**GIVEN TASK**
Without altering anything, repeat each of the records.

** start of PROVIDED MATERIAL **

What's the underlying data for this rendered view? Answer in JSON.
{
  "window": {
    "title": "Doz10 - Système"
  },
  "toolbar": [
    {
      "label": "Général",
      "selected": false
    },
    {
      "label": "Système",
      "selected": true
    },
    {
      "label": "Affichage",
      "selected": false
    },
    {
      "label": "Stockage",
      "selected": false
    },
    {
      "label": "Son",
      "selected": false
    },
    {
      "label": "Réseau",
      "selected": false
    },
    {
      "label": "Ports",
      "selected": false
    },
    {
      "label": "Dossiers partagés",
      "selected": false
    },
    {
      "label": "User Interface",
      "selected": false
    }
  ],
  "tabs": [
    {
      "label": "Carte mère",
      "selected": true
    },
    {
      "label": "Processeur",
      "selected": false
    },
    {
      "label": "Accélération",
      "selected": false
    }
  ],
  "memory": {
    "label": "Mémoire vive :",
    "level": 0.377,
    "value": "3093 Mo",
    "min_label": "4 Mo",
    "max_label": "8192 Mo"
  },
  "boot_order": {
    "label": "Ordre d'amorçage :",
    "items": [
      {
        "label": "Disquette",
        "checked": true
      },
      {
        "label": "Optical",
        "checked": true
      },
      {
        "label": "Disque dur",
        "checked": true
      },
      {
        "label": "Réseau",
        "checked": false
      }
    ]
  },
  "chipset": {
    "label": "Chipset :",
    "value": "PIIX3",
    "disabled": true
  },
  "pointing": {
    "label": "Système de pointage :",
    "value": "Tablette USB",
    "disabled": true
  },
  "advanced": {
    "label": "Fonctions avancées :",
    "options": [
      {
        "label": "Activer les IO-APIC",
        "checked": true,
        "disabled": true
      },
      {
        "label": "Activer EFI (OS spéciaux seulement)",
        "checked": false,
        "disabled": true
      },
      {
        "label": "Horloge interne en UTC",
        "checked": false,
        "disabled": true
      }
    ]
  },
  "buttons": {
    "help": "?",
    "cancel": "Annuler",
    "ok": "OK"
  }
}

** end of PROVIDED MATERIAL **

**TASK OUTPUT**
What's the underlying data for this rendered view? Answer in JSON.
{
  "window": {
    "title": "Doz10 - Système"
  },
  "toolbar": [
    {
      "label": "Général",
      "selected": false
    },
    {
      "label": "Système",
      "selected": true
    },
    {
      "label": "Affichage",
      "selected": false
    },
    {
      "label": "Stockage",
      "selected": false
    },
    {
      "label": "Son",
      "selected": false
    },
    {
      "label": "Réseau",
      "selected": false
    },
    {
      "label": "Ports",
      "selected": false
    },
    {
      "label": "Dossiers partagés",
      "selected": false
    },
    {
      "label": "User Interface",
      "selected": false
    }
  ],
  "tabs": [
    {
      "label": "Carte mère",
      "selected": true
    },
    {
      "label": "Processeur",
      "selected": false
    },
    {
      "label": "Accélération",
      "selected": false
    }
  ],
  "memory": {
    "label": "Mémoire vive :",
    "level": 0.377,
    "value": "3093 Mo",
    "min_label": "4 Mo",
    "max_label": "8192 Mo"
  },
  "boot_order": {
    "label": "Ordre d'amorçage :",
    "items": [
      {
        "label": "Disquette",
        "checked": true
      },
      {
        "label": "Optical",
        "checked": true
      },
      {
        "label": "Disque dur",
        "checked": true
      },
      {
        "label": "Réseau",
        "checked": false
      }
    ]
  },
  "chipset": {
    "label": "Chipset :",
    "value": "PIIX3",
    "disabled": true
  },
  "pointing": {
    "label": "Système de pointage :",
    "value": "Tablette USB",
    "disabled": true
  },
  "advanced": {
    "label": "Fonctions avancées :",
    "options": [
      {
        "label": "Activer les IO-APIC",
        "checked": true,
        "disabled": true
      },
      {
        "label": "Activer EFI (OS spéciaux seulement)",
        "checked": false,
        "disabled": true
      },
      {
        "label": "Horloge interne en UTC",
        "checked": false,
        "disabled": true
      }
    ]
  },
  "buttons": {
    "help": "?",
    "cancel": "Annuler",
    "ok": "OK"
  }
}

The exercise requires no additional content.